*Data lines*:
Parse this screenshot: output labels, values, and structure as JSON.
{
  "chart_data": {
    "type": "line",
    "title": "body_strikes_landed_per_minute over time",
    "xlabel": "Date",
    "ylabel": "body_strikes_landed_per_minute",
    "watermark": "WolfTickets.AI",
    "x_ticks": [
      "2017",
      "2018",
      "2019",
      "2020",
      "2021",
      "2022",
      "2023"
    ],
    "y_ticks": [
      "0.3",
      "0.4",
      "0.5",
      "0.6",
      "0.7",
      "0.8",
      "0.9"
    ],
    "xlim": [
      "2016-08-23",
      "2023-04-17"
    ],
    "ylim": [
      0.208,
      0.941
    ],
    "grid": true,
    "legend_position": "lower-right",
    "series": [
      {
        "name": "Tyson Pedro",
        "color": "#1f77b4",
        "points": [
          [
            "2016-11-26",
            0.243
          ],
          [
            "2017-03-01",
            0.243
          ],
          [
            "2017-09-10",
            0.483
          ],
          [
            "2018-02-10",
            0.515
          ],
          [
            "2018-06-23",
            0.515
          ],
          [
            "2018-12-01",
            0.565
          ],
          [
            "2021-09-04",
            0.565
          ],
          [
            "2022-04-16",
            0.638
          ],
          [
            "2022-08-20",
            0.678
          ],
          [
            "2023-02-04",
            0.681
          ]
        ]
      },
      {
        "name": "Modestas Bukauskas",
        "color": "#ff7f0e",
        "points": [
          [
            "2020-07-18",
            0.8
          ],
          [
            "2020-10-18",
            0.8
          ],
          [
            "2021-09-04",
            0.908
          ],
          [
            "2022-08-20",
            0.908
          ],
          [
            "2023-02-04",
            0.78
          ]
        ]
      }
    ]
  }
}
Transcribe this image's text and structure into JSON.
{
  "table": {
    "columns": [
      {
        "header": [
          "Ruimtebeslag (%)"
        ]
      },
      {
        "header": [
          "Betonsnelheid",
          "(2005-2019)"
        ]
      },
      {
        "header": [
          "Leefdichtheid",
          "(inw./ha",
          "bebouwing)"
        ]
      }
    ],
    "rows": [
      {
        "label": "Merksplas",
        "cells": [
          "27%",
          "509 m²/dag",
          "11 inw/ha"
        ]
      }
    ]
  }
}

*Problem*: Pick out and copy the lines of the material that include the word "structure".

*Output for this exercise*:
Parse this screenshot: output labels, values, and structure as JSON.
Transcribe this image's text and structure into JSON.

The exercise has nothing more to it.